What you have to do:
Below are some entries. Output each one exactly as it appears.

Records for this exercise:
%%
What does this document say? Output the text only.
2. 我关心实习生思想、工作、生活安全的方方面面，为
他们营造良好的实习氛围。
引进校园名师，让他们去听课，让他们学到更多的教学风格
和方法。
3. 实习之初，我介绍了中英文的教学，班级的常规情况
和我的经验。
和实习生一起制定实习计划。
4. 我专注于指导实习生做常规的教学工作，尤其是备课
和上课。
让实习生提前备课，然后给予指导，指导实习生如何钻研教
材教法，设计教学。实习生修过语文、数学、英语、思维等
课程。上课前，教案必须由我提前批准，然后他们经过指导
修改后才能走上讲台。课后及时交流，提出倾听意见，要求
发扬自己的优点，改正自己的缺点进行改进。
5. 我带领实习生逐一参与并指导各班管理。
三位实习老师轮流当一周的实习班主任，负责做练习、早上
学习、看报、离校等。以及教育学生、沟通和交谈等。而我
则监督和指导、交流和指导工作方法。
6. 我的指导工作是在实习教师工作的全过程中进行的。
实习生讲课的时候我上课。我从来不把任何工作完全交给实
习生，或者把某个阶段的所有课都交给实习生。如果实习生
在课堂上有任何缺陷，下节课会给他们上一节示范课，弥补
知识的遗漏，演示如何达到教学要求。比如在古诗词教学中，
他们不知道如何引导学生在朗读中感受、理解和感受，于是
%%
Result for this exercise:
What does this document say? Output the text only.
2. 我关心实习生思想、工作、生活安全的方方面面，为
他们营造良好的实习氛围。
引进校园名师，让他们去听课，让他们学到更多的教学风格
和方法。
3. 实习之初，我介绍了中英文的教学，班级的常规情况
和我的经验。
和实习生一起制定实习计划。
4. 我专注于指导实习生做常规的教学工作，尤其是备课
和上课。
让实习生提前备课，然后给予指导，指导实习生如何钻研教
材教法，设计教学。实习生修过语文、数学、英语、思维等
课程。上课前，教案必须由我提前批准，然后他们经过指导
修改后才能走上讲台。课后及时交流，提出倾听意见，要求
发扬自己的优点，改正自己的缺点进行改进。
5. 我带领实习生逐一参与并指导各班管理。
三位实习老师轮流当一周的实习班主任，负责做练习、早上
学习、看报、离校等。以及教育学生、沟通和交谈等。而我
则监督和指导、交流和指导工作方法。
6. 我的指导工作是在实习教师工作的全过程中进行的。
实习生讲课的时候我上课。我从来不把任何工作完全交给实
习生，或者把某个阶段的所有课都交给实习生。如果实习生
在课堂上有任何缺陷，下节课会给他们上一节示范课，弥补
知识的遗漏，演示如何达到教学要求。比如在古诗词教学中，
他们不知道如何引导学生在朗读中感受、理解和感受，于是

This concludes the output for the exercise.